» **What to work on**
Determine which lines contain the word "JSON", then copy those lines.

» **Data provided**
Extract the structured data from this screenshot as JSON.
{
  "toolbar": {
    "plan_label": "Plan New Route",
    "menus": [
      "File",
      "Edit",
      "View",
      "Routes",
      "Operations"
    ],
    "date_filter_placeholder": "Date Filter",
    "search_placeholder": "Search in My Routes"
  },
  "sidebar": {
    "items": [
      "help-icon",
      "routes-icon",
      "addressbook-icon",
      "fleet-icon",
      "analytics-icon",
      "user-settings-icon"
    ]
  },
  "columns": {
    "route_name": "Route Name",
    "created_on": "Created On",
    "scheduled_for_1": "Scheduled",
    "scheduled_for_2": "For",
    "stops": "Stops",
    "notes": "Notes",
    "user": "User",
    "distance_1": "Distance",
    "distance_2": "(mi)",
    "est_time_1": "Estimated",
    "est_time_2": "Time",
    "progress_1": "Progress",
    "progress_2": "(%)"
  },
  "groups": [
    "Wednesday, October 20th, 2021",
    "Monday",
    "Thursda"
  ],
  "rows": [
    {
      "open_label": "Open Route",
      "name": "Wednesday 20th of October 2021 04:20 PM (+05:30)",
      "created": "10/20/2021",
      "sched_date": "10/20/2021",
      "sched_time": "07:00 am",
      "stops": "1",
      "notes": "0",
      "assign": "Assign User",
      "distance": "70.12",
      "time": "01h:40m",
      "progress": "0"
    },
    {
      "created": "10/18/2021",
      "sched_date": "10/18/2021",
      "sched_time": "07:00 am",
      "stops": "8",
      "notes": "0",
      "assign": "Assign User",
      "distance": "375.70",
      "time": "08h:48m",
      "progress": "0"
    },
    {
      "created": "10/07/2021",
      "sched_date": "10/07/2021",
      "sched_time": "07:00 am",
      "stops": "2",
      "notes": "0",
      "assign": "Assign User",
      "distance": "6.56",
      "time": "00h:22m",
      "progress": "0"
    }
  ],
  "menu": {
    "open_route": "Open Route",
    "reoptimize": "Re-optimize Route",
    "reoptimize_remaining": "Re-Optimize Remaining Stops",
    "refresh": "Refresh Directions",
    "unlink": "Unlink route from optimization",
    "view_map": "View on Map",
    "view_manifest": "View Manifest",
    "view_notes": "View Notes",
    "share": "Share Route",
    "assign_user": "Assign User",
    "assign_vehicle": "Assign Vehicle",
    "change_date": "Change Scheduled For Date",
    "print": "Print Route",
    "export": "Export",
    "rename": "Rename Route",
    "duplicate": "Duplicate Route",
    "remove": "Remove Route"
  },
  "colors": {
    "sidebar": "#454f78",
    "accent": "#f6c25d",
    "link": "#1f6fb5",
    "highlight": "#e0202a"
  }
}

* * *

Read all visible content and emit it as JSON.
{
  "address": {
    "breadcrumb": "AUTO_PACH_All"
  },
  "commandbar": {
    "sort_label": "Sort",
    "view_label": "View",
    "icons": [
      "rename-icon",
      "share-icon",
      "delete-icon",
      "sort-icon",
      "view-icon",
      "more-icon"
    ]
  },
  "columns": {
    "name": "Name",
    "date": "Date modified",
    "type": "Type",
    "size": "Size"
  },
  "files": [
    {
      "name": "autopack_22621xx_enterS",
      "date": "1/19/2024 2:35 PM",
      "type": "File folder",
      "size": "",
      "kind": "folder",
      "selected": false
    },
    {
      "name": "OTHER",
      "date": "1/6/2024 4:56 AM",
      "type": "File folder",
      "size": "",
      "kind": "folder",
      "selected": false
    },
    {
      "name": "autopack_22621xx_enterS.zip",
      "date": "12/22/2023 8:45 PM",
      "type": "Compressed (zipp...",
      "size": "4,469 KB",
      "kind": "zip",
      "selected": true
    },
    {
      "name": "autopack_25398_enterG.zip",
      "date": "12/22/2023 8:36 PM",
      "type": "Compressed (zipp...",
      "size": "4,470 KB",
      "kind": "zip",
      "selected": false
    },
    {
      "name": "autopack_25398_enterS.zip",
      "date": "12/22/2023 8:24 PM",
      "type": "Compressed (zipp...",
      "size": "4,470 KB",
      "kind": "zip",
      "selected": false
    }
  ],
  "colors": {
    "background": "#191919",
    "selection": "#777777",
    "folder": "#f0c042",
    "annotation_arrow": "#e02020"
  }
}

» **Expected output**
Extract the structured data from this screenshot as JSON.
Read all visible content and emit it as JSON.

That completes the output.